STATED TASK: Report how many lines hold the word "name"; give nothing but the number.

Recorded data

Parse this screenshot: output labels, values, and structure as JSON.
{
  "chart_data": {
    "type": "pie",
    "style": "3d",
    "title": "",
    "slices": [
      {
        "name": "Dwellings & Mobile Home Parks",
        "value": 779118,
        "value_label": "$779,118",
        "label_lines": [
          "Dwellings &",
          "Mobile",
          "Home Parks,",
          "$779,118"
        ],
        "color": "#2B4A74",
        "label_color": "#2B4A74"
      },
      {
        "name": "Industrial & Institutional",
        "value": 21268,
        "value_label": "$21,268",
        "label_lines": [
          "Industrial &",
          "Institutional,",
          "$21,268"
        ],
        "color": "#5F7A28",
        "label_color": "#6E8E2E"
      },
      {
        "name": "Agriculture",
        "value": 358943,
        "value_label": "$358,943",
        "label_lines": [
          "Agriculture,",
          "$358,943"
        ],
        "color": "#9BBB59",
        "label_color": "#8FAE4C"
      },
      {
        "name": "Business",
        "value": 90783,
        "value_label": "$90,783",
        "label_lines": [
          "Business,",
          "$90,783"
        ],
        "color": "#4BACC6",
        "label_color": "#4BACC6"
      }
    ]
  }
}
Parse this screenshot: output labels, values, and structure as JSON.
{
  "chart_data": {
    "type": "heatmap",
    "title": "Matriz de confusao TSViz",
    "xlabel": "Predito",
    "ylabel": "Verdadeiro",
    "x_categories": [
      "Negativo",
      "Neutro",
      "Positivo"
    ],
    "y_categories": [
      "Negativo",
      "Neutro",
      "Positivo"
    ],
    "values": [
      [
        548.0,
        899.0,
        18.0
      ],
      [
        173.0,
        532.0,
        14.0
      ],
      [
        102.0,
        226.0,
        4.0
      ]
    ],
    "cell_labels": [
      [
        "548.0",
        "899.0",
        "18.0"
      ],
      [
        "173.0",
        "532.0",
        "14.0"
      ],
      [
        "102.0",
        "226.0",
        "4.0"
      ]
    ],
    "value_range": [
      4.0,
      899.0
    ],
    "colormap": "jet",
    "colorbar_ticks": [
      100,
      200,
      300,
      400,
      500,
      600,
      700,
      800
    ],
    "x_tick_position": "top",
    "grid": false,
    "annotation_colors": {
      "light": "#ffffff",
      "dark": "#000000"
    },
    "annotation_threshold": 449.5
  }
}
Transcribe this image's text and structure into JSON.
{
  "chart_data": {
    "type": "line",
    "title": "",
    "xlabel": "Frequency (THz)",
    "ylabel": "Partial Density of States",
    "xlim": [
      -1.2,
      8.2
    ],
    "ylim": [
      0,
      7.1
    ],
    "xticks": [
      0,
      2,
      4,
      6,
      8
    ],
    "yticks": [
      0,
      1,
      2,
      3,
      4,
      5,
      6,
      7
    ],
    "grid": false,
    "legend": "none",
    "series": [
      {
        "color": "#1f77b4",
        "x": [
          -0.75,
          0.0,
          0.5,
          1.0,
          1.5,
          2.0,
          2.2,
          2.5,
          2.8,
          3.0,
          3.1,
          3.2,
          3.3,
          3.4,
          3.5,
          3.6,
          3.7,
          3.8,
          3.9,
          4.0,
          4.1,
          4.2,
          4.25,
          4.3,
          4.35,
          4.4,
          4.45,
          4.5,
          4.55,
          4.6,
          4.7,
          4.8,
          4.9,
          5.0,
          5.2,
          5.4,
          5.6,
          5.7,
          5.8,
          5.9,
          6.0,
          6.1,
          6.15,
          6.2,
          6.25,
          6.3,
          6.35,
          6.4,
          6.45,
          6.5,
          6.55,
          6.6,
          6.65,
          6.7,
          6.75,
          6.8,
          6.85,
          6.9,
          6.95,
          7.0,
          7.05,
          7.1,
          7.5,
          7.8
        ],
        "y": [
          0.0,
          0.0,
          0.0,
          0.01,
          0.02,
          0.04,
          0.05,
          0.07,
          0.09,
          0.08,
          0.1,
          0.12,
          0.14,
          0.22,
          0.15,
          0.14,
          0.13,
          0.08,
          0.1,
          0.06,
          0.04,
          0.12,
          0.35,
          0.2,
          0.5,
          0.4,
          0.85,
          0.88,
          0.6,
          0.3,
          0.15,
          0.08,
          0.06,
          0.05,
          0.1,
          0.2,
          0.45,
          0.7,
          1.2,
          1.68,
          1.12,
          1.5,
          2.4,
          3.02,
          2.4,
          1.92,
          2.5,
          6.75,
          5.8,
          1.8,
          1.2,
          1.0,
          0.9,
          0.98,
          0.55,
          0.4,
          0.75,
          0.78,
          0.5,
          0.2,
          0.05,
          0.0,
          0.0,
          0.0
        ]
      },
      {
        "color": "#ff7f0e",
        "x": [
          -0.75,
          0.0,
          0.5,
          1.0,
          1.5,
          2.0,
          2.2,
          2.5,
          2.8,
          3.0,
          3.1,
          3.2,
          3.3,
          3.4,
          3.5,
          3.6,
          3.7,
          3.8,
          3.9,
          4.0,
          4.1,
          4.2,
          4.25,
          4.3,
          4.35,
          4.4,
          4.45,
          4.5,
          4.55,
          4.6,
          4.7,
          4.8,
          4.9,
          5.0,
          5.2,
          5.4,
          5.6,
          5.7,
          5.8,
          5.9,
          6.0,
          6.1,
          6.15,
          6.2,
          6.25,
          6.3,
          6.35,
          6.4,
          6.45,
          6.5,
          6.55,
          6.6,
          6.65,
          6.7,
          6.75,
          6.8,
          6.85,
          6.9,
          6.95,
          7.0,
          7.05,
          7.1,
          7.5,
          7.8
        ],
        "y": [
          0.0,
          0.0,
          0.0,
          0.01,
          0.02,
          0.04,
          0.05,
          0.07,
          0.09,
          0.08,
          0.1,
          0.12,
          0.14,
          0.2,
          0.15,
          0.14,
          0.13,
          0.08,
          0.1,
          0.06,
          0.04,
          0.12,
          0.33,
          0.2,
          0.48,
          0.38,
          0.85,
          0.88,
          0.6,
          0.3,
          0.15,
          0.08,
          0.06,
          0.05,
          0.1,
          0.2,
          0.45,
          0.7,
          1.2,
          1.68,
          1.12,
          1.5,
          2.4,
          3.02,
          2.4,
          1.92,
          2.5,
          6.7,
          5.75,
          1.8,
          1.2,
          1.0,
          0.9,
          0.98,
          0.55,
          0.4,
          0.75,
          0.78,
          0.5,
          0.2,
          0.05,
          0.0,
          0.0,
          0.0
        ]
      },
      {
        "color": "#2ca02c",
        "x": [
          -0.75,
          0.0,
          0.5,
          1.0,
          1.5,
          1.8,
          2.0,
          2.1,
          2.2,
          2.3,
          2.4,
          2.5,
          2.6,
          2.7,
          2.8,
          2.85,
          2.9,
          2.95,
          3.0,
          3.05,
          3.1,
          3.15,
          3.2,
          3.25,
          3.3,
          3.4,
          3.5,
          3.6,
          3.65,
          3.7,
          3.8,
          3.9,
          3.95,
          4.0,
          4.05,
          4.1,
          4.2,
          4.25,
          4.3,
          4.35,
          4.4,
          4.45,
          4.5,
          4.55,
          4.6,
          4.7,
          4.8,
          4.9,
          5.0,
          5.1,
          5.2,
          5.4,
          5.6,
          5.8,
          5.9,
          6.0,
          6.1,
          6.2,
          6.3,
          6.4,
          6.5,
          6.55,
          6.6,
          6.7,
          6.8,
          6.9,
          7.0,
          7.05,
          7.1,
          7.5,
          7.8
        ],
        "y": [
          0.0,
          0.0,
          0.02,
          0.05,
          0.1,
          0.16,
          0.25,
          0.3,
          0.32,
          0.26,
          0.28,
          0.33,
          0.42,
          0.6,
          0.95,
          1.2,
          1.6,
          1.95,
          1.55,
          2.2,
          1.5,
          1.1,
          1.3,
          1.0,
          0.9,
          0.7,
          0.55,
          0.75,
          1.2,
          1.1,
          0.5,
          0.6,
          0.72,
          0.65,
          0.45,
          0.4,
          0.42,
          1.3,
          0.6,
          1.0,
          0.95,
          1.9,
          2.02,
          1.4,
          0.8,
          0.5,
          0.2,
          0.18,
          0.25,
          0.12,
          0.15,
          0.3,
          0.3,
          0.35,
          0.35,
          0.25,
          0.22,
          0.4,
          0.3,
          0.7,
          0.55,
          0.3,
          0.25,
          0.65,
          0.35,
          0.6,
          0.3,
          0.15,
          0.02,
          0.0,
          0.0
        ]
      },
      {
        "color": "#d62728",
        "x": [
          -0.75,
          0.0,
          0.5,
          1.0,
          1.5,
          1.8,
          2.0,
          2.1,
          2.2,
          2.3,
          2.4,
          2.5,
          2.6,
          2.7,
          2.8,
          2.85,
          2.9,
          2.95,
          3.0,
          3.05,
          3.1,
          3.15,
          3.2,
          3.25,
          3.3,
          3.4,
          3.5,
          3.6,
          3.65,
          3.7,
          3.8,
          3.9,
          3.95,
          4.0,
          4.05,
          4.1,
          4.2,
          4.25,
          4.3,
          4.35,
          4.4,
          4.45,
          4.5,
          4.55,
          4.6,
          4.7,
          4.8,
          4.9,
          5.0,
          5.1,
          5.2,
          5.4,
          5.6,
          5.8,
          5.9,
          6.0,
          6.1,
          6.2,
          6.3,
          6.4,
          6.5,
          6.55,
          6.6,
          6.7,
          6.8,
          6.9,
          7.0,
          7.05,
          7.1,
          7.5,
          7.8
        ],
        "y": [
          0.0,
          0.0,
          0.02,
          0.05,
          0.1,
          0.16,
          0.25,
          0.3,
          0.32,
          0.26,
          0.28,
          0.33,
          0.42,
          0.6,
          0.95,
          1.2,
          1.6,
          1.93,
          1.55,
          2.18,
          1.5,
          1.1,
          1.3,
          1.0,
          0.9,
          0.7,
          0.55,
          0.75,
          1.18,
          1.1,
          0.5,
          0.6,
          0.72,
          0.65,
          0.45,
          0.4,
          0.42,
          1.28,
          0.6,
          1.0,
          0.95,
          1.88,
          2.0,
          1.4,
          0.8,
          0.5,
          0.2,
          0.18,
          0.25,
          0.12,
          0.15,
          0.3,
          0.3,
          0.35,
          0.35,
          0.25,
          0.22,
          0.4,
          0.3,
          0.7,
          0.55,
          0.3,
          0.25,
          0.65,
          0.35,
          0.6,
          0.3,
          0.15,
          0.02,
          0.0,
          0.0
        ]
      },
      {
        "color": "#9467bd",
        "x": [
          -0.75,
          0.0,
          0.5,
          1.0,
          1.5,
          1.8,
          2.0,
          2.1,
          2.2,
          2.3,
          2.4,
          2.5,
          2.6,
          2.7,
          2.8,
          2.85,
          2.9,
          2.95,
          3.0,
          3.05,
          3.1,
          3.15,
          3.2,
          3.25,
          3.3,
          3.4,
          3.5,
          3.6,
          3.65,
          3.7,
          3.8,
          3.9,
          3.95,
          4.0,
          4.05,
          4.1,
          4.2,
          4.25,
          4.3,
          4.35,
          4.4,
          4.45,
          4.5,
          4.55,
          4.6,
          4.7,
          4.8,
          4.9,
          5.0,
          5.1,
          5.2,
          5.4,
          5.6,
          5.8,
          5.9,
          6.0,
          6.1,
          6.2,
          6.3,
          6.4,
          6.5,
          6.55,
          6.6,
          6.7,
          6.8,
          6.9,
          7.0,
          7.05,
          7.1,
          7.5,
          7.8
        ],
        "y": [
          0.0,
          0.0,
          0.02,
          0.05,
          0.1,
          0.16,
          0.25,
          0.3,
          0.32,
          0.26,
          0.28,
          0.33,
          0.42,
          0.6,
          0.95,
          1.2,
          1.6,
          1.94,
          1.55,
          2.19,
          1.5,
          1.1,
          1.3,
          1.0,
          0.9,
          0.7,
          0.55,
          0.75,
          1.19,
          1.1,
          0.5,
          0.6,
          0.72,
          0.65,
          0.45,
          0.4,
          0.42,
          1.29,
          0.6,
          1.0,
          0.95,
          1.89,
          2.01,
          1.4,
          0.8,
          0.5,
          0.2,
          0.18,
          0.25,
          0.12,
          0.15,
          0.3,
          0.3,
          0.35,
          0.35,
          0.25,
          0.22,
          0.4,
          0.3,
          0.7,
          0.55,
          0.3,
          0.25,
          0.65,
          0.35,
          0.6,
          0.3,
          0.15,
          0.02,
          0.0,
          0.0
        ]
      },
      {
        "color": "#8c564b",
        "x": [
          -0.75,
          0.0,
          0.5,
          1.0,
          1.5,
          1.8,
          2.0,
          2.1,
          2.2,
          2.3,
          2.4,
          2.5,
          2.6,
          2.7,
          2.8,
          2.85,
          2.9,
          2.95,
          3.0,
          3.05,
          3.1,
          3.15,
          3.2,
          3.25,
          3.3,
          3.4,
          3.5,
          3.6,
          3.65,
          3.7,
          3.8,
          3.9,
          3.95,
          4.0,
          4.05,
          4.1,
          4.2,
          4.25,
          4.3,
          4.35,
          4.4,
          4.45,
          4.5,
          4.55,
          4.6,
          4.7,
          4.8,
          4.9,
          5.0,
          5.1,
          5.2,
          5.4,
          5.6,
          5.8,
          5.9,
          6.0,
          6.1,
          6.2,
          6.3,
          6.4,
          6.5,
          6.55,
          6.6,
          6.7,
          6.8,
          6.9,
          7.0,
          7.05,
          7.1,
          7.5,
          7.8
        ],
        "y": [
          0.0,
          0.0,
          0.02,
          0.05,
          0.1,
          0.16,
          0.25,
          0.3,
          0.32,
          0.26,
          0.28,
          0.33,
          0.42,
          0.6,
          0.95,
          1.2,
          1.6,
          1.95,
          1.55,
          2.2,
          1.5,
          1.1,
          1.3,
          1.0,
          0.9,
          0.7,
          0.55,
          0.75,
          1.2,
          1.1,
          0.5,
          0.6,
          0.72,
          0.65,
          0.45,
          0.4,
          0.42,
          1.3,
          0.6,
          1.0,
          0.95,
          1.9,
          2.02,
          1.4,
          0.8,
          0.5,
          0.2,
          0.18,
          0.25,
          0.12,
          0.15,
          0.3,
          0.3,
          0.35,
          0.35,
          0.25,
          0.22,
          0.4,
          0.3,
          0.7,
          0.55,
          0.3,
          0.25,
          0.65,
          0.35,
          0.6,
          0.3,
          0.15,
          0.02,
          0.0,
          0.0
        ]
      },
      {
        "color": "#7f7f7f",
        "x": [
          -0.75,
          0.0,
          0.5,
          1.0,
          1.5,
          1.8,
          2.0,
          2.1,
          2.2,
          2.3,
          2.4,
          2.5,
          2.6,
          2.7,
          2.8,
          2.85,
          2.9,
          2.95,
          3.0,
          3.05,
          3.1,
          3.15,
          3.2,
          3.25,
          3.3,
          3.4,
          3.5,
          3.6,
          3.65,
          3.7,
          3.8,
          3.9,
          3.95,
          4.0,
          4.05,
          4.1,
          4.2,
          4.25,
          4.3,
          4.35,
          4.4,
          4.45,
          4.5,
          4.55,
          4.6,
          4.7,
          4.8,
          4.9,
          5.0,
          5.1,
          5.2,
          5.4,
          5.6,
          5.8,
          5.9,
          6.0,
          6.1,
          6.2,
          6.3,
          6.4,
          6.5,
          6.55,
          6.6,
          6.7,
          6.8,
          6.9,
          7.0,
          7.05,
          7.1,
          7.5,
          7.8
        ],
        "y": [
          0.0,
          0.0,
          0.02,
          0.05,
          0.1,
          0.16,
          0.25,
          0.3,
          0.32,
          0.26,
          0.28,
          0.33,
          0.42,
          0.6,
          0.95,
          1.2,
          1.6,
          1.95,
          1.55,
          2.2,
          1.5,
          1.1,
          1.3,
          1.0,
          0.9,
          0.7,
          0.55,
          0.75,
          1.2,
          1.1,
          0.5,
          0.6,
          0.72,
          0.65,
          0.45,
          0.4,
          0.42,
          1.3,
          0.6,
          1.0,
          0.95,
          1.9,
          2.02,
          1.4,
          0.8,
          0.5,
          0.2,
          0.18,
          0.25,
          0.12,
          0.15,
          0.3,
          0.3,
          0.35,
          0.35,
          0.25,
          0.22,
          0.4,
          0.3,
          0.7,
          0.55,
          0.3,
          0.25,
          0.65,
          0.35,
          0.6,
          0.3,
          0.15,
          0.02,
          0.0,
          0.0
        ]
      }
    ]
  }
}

RESULT OF THE EXERCISE: 4